§ **Required work**: Render each line of the data below as a string in a JSON list, one string per line, leaving out blank lines.

§ **Task material**:
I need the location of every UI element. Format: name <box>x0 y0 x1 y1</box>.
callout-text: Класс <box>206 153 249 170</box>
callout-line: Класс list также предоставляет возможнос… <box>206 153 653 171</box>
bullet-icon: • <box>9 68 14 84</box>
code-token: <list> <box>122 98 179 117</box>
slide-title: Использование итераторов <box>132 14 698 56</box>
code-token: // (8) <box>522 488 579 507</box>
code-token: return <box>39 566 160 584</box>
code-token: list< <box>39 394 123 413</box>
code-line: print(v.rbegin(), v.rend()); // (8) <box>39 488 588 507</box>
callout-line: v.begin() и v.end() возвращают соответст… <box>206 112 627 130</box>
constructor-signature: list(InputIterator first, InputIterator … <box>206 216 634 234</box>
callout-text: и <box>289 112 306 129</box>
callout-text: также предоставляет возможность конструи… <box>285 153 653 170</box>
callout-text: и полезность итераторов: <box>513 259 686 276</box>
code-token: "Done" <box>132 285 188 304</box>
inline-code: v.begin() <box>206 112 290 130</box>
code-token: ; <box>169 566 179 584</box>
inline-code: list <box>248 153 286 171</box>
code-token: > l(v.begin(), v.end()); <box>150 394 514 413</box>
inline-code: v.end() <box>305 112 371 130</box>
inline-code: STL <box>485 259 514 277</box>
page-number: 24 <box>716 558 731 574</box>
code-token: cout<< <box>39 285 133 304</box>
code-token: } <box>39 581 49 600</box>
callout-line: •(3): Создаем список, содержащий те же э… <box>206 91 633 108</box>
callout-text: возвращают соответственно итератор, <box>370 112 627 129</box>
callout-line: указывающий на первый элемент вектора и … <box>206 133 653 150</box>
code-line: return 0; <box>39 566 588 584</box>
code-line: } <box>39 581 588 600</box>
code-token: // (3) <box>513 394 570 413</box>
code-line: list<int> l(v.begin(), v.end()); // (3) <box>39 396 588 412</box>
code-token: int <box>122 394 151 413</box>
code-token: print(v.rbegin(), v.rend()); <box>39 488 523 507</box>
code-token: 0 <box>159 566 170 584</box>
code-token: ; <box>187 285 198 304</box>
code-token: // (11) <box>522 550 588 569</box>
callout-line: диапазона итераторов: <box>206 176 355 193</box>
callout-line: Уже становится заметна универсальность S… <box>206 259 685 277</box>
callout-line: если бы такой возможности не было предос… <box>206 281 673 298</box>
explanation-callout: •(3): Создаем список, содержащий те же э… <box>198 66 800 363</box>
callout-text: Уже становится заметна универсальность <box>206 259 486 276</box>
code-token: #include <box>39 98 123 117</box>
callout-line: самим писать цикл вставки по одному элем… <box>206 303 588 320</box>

§ **Answer**:
[
  "I need the location of every UI element. Format: name <box>x0 y0 x1 y1</box>.",
  "callout-text: Класс <box>206 153 249 170</box>",
  "callout-line: Класс list также предоставляет возможнос… <box>206 153 653 171</box>",
  "bullet-icon: • <box>9 68 14 84</box>",
  "code-token: <list> <box>122 98 179 117</box>",
  "slide-title: Использование итераторов <box>132 14 698 56</box>",
  "code-token: // (8) <box>522 488 579 507</box>",
  "code-token: return <box>39 566 160 584</box>",
  "code-token: list< <box>39 394 123 413</box>",
  "code-line: print(v.rbegin(), v.rend()); // (8) <box>39 488 588 507</box>",
  "callout-line: v.begin() и v.end() возвращают соответст… <box>206 112 627 130</box>",
  "constructor-signature: list(InputIterator first, InputIterator … <box>206 216 634 234</box>",
  "callout-text: и <box>289 112 306 129</box>",
  "callout-text: также предоставляет возможность конструи… <box>285 153 653 170</box>",
  "callout-text: и полезность итераторов: <box>513 259 686 276</box>",
  "code-token: \"Done\" <box>132 285 188 304</box>",
  "inline-code: v.begin() <box>206 112 290 130</box>",
  "code-token: ; <box>169 566 179 584</box>",
  "inline-code: list <box>248 153 286 171</box>",
  "code-token: > l(v.begin(), v.end()); <box>150 394 514 413</box>",
  "inline-code: v.end() <box>305 112 371 130</box>",
  "inline-code: STL <box>485 259 514 277</box>",
  "page-number: 24 <box>716 558 731 574</box>",
  "code-token: cout<< <box>39 285 133 304</box>",
  "code-token: } <box>39 581 49 600</box>",
  "callout-line: •(3): Создаем список, содержащий те же э… <box>206 91 633 108</box>",
  "callout-text: возвращают соответственно итератор, <box>370 112 627 129</box>",
  "callout-line: указывающий на первый элемент вектора и … <box>206 133 653 150</box>",
  "code-line: return 0; <box>39 566 588 584</box>",
  "code-line: } <box>39 581 588 600</box>",
  "code-token: // (3) <box>513 394 570 413</box>",
  "code-line: list<int> l(v.begin(), v.end()); // (3) <box>39 396 588 412</box>",
  "code-token: int <box>122 394 151 413</box>",
  "code-token: print(v.rbegin(), v.rend()); <box>39 488 523 507</box>",
  "code-token: 0 <box>159 566 170 584</box>",
  "code-token: ; <box>187 285 198 304</box>",
  "code-token: // (11) <box>522 550 588 569</box>",
  "callout-line: диапазона итераторов: <box>206 176 355 193</box>",
  "callout-line: Уже становится заметна универсальность S… <box>206 259 685 277</box>",
  "callout-line: если бы такой возможности не было предос… <box>206 281 673 298</box>",
  "explanation-callout: •(3): Создаем список, содержащий те же э… <box>198 66 800 363</box>",
  "callout-text: Уже становится заметна универсальность <box>206 259 486 276</box>",
  "code-token: #include <box>39 98 123 117</box>",
  "callout-line: самим писать цикл вставки по одному элем… <box>206 303 588 320</box>"
]